→ **Problem**
Determine how many lines include the word "Muhammad", then give that number and nothing more.

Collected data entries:
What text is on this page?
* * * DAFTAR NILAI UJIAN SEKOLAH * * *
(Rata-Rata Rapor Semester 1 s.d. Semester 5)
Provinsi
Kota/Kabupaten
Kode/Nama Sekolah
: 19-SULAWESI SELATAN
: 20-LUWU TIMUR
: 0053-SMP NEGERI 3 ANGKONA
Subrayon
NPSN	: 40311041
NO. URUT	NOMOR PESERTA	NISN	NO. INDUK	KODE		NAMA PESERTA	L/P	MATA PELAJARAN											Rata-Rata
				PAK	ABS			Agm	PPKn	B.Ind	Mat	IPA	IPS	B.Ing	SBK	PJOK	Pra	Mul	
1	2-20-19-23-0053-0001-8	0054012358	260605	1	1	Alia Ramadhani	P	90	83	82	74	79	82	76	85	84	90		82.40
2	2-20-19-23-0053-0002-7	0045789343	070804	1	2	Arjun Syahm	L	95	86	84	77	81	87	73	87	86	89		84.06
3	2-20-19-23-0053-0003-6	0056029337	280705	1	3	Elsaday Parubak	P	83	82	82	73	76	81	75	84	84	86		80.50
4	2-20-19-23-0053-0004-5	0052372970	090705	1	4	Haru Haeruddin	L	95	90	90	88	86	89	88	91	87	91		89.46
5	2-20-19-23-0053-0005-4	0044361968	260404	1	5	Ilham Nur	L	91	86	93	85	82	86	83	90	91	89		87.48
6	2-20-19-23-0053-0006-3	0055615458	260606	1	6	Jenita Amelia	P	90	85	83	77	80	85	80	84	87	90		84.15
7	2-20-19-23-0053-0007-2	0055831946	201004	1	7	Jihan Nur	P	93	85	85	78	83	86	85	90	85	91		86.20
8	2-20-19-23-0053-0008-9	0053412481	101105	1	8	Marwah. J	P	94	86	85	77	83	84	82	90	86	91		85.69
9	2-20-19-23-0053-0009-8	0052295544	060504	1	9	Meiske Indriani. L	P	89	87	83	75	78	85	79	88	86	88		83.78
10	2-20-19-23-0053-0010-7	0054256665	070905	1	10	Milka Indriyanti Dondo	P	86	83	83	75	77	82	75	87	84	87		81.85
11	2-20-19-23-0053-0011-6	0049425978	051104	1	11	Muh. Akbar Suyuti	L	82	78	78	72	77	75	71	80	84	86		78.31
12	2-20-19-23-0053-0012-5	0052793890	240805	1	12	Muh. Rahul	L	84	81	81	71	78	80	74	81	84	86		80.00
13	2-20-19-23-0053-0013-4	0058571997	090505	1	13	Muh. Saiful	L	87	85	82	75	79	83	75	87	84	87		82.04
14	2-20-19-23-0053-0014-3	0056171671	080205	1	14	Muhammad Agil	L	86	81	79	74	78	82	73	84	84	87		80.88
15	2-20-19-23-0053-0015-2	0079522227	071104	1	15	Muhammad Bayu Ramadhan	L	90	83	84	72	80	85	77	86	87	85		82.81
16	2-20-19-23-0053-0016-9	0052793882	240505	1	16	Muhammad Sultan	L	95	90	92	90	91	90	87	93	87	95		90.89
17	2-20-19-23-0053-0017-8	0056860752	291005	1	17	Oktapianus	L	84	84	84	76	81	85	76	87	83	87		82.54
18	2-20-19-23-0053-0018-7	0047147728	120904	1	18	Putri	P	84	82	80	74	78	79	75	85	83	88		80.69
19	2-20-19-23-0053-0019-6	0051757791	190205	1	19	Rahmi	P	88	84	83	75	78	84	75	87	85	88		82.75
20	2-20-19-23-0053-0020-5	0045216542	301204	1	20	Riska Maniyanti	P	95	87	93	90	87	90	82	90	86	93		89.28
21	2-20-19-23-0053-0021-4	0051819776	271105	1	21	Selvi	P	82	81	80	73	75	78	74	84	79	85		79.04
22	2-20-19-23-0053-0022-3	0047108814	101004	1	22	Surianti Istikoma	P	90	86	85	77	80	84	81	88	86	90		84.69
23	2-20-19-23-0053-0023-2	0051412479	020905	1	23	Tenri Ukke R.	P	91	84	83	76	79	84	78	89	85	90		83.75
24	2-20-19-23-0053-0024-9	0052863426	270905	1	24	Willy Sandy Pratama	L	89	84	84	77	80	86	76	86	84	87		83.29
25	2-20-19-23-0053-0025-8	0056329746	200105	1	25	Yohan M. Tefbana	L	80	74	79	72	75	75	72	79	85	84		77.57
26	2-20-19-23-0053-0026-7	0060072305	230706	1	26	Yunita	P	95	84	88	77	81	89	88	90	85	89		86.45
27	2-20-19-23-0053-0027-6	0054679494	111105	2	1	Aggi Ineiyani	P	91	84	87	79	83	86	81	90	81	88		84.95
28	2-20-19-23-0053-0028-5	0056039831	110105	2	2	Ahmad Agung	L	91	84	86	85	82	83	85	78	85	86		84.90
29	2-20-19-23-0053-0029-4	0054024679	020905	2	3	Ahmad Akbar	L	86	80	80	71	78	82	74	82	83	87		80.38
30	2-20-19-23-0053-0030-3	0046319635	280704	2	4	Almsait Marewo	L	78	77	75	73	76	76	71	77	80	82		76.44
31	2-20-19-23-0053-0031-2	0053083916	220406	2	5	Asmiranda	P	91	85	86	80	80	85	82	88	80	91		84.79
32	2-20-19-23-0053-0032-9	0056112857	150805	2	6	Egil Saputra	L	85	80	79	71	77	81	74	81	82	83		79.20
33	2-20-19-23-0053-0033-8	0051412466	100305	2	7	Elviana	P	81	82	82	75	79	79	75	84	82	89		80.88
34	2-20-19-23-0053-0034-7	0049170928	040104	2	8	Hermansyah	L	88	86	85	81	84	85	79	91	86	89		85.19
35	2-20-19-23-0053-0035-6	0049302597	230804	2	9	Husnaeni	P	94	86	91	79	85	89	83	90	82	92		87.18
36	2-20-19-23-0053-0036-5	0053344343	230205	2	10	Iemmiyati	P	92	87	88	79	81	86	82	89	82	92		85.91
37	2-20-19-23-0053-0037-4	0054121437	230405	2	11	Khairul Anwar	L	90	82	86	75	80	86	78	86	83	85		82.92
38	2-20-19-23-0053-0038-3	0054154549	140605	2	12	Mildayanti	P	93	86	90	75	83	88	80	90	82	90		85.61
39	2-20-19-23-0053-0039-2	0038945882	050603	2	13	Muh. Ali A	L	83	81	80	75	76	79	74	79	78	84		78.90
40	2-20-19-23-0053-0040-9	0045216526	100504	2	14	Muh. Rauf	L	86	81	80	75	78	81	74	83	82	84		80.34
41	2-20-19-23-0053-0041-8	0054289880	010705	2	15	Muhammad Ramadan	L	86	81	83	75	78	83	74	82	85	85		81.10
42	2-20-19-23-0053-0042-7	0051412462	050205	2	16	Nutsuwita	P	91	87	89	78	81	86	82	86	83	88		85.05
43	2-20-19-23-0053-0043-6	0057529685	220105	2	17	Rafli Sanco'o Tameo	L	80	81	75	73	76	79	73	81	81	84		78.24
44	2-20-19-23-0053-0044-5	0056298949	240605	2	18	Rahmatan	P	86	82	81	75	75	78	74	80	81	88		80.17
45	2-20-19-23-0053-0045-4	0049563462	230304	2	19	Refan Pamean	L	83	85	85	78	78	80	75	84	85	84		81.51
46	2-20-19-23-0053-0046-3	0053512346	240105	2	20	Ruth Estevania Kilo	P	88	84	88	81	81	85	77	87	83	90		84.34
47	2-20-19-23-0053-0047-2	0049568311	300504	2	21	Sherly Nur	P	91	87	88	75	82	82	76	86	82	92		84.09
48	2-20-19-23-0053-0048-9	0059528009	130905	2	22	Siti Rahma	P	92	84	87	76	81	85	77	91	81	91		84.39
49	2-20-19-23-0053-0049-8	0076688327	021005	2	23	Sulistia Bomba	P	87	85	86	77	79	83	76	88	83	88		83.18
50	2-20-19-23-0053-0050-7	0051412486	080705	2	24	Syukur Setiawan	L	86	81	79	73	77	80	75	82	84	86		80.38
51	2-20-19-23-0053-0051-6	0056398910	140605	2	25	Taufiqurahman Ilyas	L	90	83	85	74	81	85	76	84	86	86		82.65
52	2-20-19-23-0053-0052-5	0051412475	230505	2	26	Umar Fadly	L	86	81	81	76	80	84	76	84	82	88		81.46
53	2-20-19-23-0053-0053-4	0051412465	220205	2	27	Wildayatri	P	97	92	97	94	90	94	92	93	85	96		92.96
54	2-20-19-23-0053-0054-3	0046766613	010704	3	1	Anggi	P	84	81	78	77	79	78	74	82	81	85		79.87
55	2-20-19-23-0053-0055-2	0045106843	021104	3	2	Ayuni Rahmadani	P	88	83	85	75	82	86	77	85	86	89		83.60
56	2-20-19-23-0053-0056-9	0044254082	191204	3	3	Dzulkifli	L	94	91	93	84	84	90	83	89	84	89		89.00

→ **Result of this task**
4